Collected data entries
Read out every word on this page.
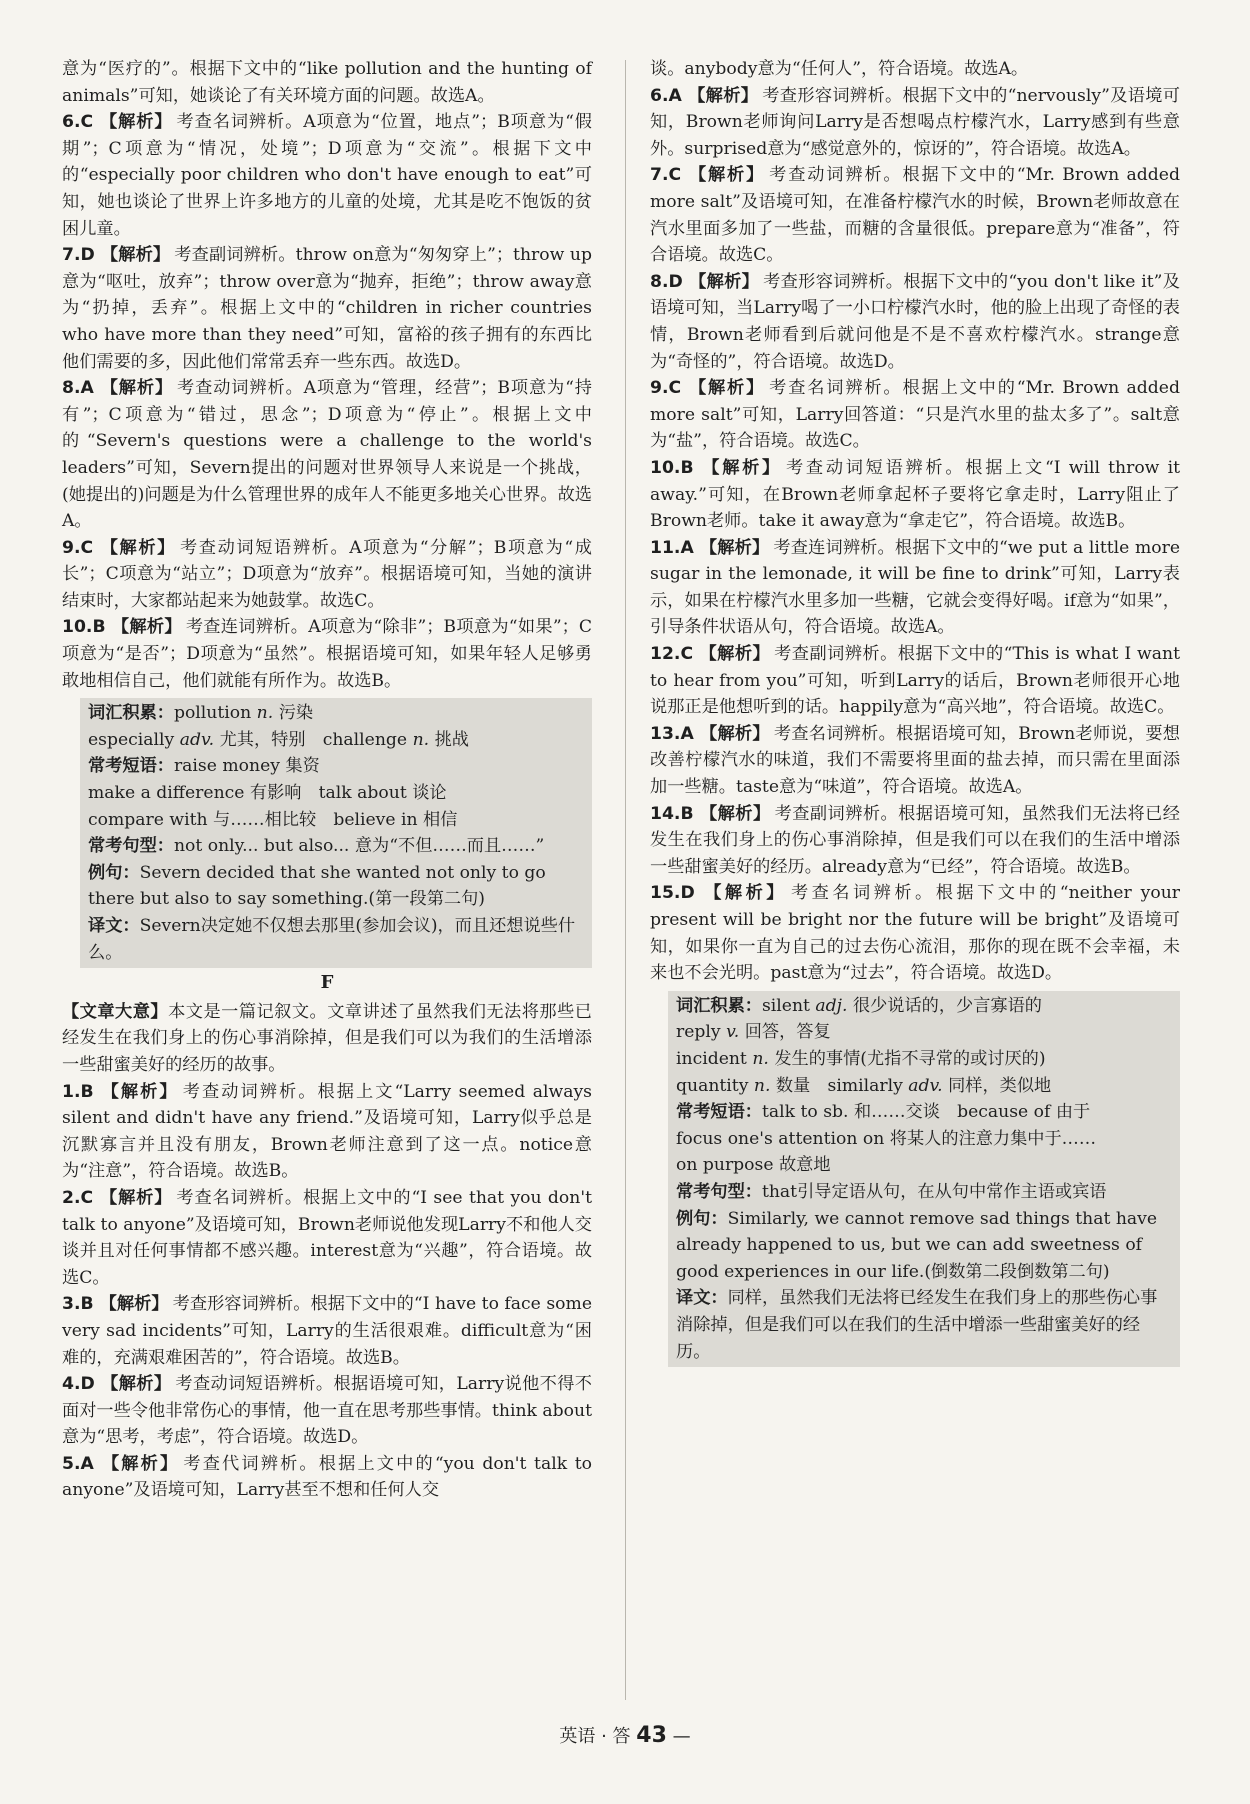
意为“医疗的”。根据下文中的“like pollution and the hunting of animals”可知，她谈论了有关环境方面的问题。故选A。

6.C 【解析】 考查名词辨析。A项意为“位置，地点”；B项意为“假期”；C项意为“情况，处境”；D项意为“交流”。根据下文中的“especially poor children who don't have enough to eat”可知，她也谈论了世界上许多地方的儿童的处境，尤其是吃不饱饭的贫困儿童。

7.D 【解析】 考查副词辨析。throw on意为“匆匆穿上”；throw up意为“呕吐，放弃”；throw over意为“抛弃，拒绝”；throw away意为“扔掉，丢弃”。根据上文中的“children in richer countries who have more than they need”可知，富裕的孩子拥有的东西比他们需要的多，因此他们常常丢弃一些东西。故选D。

8.A 【解析】 考查动词辨析。A项意为“管理，经营”；B项意为“持有”；C项意为“错过，思念”；D项意为“停止”。根据上文中的“Severn's questions were a challenge to the world's leaders”可知，Severn提出的问题对世界领导人来说是一个挑战，(她提出的)问题是为什么管理世界的成年人不能更多地关心世界。故选A。

9.C 【解析】 考查动词短语辨析。A项意为“分解”；B项意为“成长”；C项意为“站立”；D项意为“放弃”。根据语境可知，当她的演讲结束时，大家都站起来为她鼓掌。故选C。

10.B 【解析】 考查连词辨析。A项意为“除非”；B项意为“如果”；C项意为“是否”；D项意为“虽然”。根据语境可知，如果年轻人足够勇敢地相信自己，他们就能有所作为。故选B。

词汇积累：pollution n. 污染

especially adv. 尤其，特别　 challenge n. 挑战

常考短语：raise money 集资

make a difference 有影响　talk about 谈论

compare with 与……相比较　believe in 相信

常考句型：not only... but also... 意为“不但……而且……”

例句：Severn decided that she wanted not only to go there but also to say something.(第一段第二句)

译文：Severn决定她不仅想去那里(参加会议)，而且还想说些什么。

F

【文章大意】本文是一篇记叙文。文章讲述了虽然我们无法将那些已经发生在我们身上的伤心事消除掉，但是我们可以为我们的生活增添一些甜蜜美好的经历的故事。

1.B 【解析】 考查动词辨析。根据上文“Larry seemed always silent and didn't have any friend.”及语境可知，Larry似乎总是沉默寡言并且没有朋友，Brown老师注意到了这一点。notice意为“注意”，符合语境。故选B。

2.C 【解析】 考查名词辨析。根据上文中的“I see that you don't talk to anyone”及语境可知，Brown老师说他发现Larry不和他人交谈并且对任何事情都不感兴趣。interest意为“兴趣”，符合语境。故选C。

3.B 【解析】 考查形容词辨析。根据下文中的“I have to face some very sad incidents”可知，Larry的生活很艰难。difficult意为“困难的，充满艰难困苦的”，符合语境。故选B。

4.D 【解析】 考查动词短语辨析。根据语境可知，Larry说他不得不面对一些令他非常伤心的事情，他一直在思考那些事情。think about意为“思考，考虑”，符合语境。故选D。

5.A 【解析】 考查代词辨析。根据上文中的“you don't talk to anyone”及语境可知，Larry甚至不想和任何人交

谈。anybody意为“任何人”，符合语境。故选A。

6.A 【解析】 考查形容词辨析。根据下文中的“nervously”及语境可知，Brown老师询问Larry是否想喝点柠檬汽水，Larry感到有些意外。surprised意为“感觉意外的，惊讶的”，符合语境。故选A。

7.C 【解析】 考查动词辨析。根据下文中的“Mr. Brown added more salt”及语境可知，在准备柠檬汽水的时候，Brown老师故意在汽水里面多加了一些盐，而糖的含量很低。prepare意为“准备”，符合语境。故选C。

8.D 【解析】 考查形容词辨析。根据下文中的“you don't like it”及语境可知，当Larry喝了一小口柠檬汽水时，他的脸上出现了奇怪的表情，Brown老师看到后就问他是不是不喜欢柠檬汽水。strange意为“奇怪的”，符合语境。故选D。

9.C 【解析】 考查名词辨析。根据上文中的“Mr. Brown added more salt”可知，Larry回答道：“只是汽水里的盐太多了”。salt意为“盐”，符合语境。故选C。

10.B 【解析】 考查动词短语辨析。根据上文“I will throw it away.”可知，在Brown老师拿起杯子要将它拿走时，Larry阻止了Brown老师。take it away意为“拿走它”，符合语境。故选B。

11.A 【解析】 考查连词辨析。根据下文中的“we put a little more sugar in the lemonade, it will be fine to drink”可知，Larry表示，如果在柠檬汽水里多加一些糖，它就会变得好喝。if意为“如果”，引导条件状语从句，符合语境。故选A。

12.C 【解析】 考查副词辨析。根据下文中的“This is what I want to hear from you”可知，听到Larry的话后，Brown老师很开心地说那正是他想听到的话。happily意为“高兴地”，符合语境。故选C。

13.A 【解析】 考查名词辨析。根据语境可知，Brown老师说，要想改善柠檬汽水的味道，我们不需要将里面的盐去掉，而只需在里面添加一些糖。taste意为“味道”，符合语境。故选A。

14.B 【解析】 考查副词辨析。根据语境可知，虽然我们无法将已经发生在我们身上的伤心事消除掉，但是我们可以在我们的生活中增添一些甜蜜美好的经历。already意为“已经”，符合语境。故选B。

15.D 【解析】 考查名词辨析。根据下文中的“neither your present will be bright nor the future will be bright”及语境可知，如果你一直为自己的过去伤心流泪，那你的现在既不会幸福，未来也不会光明。past意为“过去”，符合语境。故选D。

词汇积累：silent adj. 很少说话的，少言寡语的

reply v. 回答，答复

incident n. 发生的事情(尤指不寻常的或讨厌的)

quantity n. 数量　 similarly adv. 同样，类似地

常考短语：talk to sb. 和……交谈　because of 由于

focus one's attention on 将某人的注意力集中于……

on purpose 故意地

常考句型：that引导定语从句，在从句中常作主语或宾语

例句：Similarly, we cannot remove sad things that have already happened to us, but we can add sweetness of good experiences in our life.(倒数第二段倒数第二句)

译文：同样，虽然我们无法将已经发生在我们身上的那些伤心事消除掉，但是我们可以在我们的生活中增添一些甜蜜美好的经历。

英语 · 答 43 —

■ Written task: Report every line containing the word "但是我们可以在我们的生活中增添一些甜蜜美好的经历" from the listing above.

■ Solution for this task:
14.B 【解析】 考查副词辨析。根据语境可知，虽然我们无法将已经发生在我们身上的伤心事消除掉，但是我们可以在我们的生活中增添一些甜蜜美好的经历。already意为“已经”，符合语境。故选B。
译文：同样，虽然我们无法将已经发生在我们身上的那些伤心事消除掉，但是我们可以在我们的生活中增添一些甜蜜美好的经历。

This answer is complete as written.